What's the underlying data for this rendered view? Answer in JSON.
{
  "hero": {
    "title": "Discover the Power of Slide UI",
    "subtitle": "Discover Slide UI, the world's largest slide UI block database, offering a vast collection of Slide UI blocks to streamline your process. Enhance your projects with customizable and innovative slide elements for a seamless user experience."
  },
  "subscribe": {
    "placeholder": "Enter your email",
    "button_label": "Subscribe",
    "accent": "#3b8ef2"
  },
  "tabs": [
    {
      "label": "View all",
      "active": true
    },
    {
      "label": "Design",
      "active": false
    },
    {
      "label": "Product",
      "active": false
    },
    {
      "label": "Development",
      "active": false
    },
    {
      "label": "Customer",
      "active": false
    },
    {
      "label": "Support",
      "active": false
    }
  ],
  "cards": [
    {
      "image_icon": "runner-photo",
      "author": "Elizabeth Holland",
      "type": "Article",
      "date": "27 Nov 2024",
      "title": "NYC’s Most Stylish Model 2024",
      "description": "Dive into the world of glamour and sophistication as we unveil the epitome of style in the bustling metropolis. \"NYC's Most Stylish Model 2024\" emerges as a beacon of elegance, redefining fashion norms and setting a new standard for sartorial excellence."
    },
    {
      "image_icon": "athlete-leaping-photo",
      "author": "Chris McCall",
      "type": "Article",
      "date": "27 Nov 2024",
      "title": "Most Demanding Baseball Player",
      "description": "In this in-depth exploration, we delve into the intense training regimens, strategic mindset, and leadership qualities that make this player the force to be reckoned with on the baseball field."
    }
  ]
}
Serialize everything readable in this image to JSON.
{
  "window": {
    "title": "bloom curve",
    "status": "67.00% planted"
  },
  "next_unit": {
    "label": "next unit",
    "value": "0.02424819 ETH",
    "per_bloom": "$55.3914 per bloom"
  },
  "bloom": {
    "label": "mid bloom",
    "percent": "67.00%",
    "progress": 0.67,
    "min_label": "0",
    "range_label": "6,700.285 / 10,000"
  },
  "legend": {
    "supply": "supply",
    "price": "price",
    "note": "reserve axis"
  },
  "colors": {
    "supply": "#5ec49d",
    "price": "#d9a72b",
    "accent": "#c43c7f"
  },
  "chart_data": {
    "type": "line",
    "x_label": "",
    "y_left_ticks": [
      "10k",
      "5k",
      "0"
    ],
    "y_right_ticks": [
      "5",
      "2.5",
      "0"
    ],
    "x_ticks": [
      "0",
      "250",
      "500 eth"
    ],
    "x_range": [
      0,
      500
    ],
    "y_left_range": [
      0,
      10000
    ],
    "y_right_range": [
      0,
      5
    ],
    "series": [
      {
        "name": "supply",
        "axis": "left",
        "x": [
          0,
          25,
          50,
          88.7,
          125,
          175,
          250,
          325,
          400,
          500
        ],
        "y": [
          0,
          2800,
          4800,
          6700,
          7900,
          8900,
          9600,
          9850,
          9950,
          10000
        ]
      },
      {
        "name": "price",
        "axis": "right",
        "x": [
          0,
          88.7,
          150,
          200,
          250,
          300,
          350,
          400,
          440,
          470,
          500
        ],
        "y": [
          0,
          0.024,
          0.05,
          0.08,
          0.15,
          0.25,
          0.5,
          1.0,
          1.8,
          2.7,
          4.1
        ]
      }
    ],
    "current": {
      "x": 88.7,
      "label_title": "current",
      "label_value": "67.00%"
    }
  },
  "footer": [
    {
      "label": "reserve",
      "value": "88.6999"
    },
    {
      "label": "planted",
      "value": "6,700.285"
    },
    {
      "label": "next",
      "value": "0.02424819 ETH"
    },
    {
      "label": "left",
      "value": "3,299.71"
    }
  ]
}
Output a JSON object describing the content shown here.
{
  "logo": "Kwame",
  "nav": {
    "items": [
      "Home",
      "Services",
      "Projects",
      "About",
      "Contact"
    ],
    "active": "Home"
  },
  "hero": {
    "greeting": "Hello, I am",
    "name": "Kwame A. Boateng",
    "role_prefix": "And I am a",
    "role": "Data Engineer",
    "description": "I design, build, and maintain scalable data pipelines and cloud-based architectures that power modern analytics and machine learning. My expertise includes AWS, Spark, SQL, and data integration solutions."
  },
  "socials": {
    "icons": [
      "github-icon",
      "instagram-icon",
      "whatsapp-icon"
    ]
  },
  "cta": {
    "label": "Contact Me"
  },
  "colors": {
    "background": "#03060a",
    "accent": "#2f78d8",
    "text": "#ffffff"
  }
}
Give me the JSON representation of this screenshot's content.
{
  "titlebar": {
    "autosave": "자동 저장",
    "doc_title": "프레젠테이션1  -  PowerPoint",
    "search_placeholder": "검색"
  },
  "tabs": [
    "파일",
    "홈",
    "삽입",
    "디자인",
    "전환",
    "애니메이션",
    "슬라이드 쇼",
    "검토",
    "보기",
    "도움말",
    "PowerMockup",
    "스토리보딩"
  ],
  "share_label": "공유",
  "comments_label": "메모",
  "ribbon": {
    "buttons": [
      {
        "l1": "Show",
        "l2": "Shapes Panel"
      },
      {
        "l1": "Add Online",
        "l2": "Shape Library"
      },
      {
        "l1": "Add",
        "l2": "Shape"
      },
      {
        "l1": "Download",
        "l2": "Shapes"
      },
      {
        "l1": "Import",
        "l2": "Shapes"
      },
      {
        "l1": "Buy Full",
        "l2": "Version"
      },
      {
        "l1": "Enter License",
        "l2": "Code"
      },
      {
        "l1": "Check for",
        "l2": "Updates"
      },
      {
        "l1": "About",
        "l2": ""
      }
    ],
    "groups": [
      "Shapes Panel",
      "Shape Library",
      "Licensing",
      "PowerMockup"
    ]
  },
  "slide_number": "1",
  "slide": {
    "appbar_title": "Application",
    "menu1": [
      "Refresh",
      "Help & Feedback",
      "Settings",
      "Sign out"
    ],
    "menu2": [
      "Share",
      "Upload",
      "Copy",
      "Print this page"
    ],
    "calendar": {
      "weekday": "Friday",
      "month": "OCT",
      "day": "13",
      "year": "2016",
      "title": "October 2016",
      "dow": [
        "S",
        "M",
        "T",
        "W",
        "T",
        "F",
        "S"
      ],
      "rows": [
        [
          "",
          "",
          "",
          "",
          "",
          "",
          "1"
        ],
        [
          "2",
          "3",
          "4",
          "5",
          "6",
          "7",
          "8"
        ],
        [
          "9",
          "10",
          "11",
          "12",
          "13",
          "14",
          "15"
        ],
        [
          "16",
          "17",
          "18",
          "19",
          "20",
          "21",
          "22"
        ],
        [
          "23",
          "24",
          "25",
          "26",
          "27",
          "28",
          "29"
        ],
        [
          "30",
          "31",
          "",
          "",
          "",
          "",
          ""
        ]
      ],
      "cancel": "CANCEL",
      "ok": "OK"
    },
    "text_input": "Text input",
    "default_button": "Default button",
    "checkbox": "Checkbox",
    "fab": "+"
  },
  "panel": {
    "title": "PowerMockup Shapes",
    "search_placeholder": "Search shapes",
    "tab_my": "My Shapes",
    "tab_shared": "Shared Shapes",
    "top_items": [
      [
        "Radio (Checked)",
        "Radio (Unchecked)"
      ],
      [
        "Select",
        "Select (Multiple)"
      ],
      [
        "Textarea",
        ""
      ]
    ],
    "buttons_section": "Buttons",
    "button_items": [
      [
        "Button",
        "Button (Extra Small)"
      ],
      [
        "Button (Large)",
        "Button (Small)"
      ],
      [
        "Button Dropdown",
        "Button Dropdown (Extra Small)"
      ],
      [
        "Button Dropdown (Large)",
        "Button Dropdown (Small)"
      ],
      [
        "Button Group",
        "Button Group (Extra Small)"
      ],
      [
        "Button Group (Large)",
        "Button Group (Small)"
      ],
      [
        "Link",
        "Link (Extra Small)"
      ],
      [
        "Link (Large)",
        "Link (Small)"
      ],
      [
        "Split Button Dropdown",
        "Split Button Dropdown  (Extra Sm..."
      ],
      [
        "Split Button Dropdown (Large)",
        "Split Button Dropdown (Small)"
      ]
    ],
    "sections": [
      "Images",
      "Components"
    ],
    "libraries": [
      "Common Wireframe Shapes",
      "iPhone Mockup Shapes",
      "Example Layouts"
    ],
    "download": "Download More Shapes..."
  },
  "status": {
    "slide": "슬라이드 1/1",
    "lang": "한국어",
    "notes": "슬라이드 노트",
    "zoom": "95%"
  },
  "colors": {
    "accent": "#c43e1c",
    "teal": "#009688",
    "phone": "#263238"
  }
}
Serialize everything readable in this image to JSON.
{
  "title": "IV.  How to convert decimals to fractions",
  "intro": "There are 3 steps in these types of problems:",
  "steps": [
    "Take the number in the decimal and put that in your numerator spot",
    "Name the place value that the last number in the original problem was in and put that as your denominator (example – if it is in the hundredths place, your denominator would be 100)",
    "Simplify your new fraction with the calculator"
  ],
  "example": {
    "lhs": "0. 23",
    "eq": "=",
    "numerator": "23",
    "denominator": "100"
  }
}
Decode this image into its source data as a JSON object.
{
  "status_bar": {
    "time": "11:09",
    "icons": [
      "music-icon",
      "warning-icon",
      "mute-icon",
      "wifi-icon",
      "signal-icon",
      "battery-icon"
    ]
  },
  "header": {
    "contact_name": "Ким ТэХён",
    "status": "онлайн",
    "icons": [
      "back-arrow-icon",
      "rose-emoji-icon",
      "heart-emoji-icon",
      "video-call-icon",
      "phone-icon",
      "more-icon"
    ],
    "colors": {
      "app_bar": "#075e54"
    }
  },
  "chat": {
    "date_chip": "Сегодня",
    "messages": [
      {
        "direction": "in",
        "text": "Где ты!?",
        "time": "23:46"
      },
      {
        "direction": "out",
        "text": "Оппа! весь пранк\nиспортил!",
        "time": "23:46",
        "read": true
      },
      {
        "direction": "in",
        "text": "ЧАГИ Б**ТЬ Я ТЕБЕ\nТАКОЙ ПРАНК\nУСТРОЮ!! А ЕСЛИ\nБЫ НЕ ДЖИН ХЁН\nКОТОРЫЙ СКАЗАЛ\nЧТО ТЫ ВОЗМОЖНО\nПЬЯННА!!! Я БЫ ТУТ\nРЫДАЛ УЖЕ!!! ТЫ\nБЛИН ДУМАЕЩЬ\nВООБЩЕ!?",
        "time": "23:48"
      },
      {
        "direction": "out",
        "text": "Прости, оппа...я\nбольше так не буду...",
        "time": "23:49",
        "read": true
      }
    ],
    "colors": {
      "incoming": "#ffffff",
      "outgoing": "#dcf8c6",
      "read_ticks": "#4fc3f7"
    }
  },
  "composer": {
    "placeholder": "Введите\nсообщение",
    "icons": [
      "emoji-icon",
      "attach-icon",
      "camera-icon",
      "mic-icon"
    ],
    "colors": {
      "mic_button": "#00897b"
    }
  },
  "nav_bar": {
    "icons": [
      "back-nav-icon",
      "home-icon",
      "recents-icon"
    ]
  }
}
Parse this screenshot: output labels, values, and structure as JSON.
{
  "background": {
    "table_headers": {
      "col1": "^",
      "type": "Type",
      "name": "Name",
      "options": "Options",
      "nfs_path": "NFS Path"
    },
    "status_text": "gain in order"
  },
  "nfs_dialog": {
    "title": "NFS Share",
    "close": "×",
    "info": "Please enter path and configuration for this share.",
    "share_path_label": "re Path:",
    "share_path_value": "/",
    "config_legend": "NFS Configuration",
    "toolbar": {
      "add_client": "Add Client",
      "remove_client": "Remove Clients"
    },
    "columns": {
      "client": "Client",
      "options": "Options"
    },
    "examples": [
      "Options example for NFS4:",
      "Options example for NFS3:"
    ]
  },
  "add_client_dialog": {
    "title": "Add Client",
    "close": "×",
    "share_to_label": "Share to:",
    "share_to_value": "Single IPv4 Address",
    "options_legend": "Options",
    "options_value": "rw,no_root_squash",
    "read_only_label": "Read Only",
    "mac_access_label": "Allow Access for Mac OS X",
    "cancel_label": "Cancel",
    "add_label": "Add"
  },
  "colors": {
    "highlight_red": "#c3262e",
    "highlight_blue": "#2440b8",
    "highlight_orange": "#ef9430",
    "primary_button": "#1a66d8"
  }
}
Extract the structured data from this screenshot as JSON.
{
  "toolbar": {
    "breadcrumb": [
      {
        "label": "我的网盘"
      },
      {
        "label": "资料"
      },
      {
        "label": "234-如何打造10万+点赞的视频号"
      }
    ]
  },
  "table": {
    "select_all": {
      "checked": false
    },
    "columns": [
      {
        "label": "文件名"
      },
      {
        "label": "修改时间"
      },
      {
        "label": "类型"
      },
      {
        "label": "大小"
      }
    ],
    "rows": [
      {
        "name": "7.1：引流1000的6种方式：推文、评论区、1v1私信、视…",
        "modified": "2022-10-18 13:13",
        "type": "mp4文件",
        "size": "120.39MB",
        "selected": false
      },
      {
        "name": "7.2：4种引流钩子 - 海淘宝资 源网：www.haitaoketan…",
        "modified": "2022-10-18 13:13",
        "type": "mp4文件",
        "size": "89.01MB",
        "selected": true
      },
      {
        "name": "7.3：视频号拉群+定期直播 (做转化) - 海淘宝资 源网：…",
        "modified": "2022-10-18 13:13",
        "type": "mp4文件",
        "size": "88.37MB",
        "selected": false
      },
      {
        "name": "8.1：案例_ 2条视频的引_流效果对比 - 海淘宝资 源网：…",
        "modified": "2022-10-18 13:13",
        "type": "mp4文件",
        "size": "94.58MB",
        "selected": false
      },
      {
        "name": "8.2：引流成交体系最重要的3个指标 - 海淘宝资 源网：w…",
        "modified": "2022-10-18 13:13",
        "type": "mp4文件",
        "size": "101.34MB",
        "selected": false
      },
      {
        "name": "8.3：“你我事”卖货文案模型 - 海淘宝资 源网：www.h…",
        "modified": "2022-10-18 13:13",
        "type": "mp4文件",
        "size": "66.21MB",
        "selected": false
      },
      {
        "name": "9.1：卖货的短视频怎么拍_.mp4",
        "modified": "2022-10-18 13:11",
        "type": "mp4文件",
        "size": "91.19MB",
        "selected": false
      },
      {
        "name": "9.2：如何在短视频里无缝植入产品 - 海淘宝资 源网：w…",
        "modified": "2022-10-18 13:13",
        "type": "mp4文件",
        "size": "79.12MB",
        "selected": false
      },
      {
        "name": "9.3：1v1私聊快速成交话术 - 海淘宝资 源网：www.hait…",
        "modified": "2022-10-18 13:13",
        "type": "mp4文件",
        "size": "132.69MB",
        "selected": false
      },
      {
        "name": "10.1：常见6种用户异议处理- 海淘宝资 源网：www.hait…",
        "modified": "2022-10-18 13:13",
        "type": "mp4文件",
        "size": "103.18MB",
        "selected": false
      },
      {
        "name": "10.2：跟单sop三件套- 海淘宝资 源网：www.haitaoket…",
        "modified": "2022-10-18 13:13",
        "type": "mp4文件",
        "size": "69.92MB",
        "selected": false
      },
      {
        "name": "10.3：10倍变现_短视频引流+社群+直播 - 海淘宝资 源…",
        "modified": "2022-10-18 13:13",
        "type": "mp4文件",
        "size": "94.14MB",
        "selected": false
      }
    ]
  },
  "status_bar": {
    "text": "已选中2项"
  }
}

- _Written task_
Extract every line from the records above that contains the word "screenshot".

- _The completed task_
Give me the JSON representation of this screenshot's content.
Parse this screenshot: output labels, values, and structure as JSON.
Extract the structured data from this screenshot as JSON.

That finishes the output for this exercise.